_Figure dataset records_
——
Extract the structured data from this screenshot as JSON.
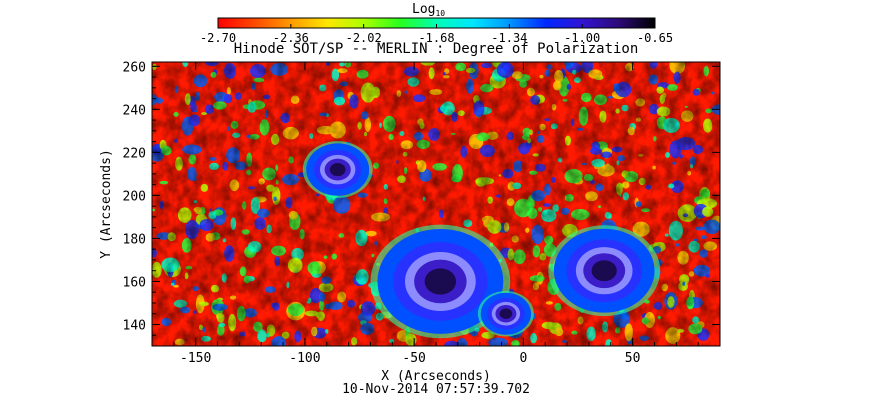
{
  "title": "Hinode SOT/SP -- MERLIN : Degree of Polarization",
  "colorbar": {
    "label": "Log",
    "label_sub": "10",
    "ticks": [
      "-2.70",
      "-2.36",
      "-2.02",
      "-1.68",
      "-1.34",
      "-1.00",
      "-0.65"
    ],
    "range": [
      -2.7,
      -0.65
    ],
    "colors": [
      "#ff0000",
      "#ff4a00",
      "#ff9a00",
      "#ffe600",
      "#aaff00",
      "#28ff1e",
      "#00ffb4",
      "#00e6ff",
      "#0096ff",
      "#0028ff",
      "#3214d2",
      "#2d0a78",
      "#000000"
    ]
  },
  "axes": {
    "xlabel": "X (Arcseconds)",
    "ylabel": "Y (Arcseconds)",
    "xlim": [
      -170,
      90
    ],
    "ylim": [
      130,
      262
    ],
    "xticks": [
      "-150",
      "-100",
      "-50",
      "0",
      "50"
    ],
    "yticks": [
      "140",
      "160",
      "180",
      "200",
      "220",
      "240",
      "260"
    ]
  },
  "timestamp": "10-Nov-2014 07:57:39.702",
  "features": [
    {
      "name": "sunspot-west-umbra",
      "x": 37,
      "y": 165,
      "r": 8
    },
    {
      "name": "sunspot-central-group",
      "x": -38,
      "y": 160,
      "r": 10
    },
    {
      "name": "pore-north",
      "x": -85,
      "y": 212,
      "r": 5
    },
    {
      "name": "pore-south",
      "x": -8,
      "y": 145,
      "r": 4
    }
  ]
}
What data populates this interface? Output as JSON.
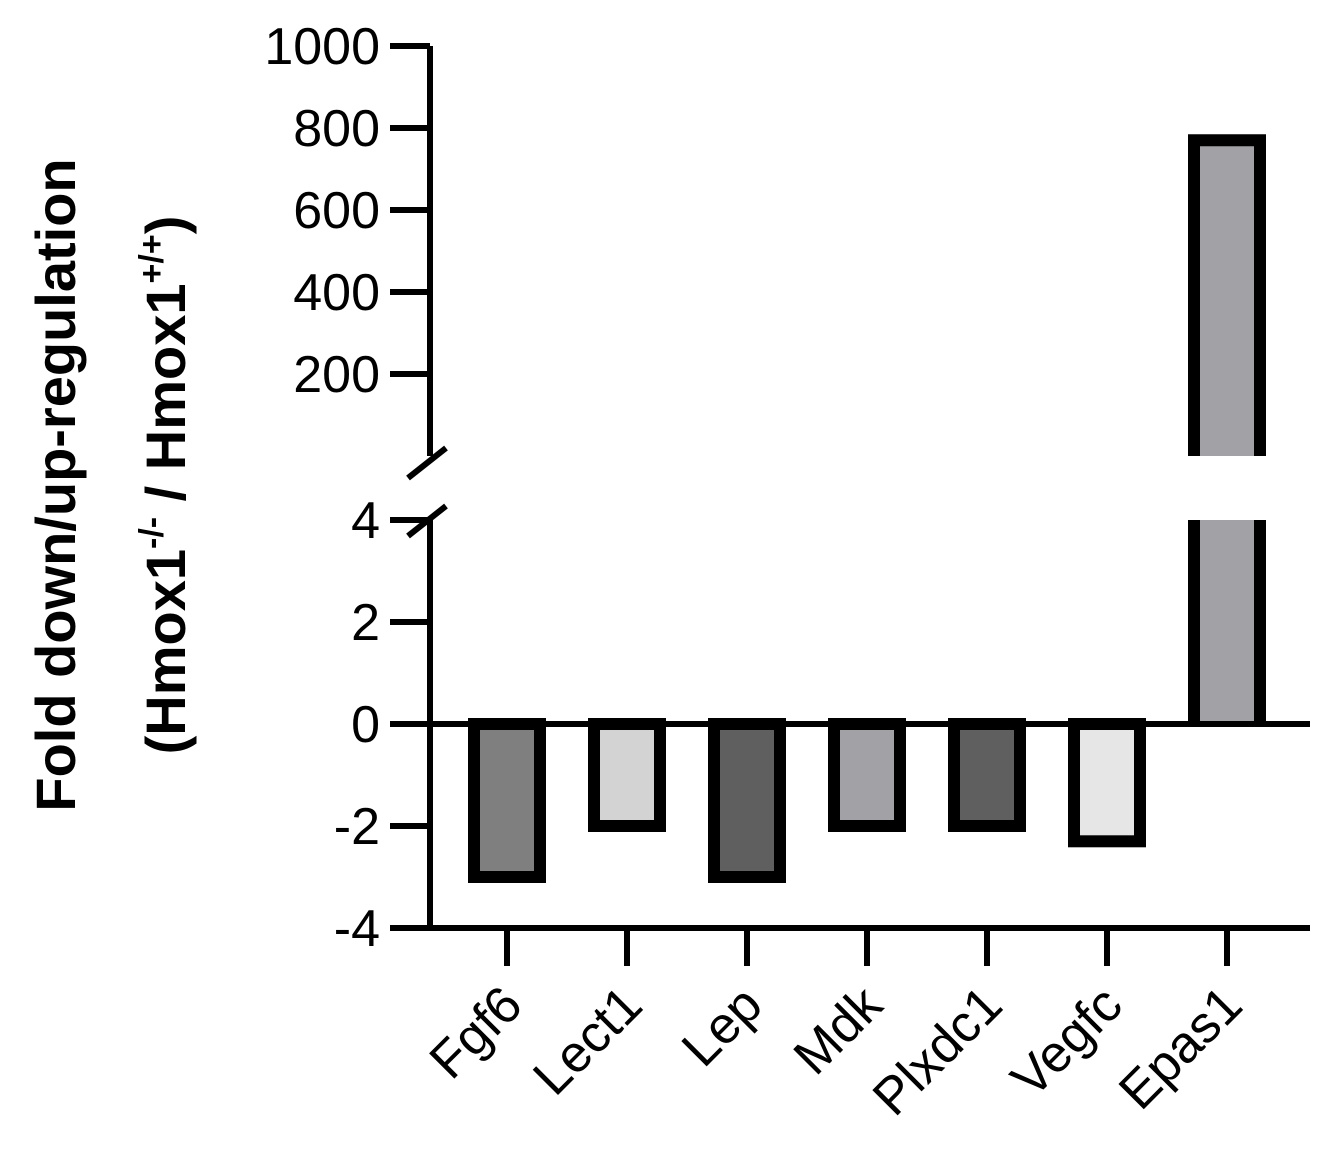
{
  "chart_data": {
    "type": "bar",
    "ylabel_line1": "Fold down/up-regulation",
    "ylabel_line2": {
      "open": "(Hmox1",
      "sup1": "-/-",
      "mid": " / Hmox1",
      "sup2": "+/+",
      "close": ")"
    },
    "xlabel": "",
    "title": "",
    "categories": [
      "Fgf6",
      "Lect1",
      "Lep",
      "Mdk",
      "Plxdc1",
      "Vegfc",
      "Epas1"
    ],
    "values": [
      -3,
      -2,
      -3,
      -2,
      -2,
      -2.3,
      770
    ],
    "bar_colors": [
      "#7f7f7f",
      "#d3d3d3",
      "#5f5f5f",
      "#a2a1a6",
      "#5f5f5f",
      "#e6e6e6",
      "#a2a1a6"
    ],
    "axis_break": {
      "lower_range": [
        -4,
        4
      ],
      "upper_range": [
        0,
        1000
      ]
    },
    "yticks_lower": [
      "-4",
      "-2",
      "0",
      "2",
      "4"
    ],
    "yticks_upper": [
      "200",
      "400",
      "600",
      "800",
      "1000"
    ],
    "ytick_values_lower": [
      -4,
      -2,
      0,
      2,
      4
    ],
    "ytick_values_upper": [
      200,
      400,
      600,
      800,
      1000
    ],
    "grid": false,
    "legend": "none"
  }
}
——
_Brief_
From the listing, copy every line where the string "Arcseconds" appears.

_Task solution_
    "xlabel": "X (Arcseconds)",
    "ylabel": "Y (Arcseconds)",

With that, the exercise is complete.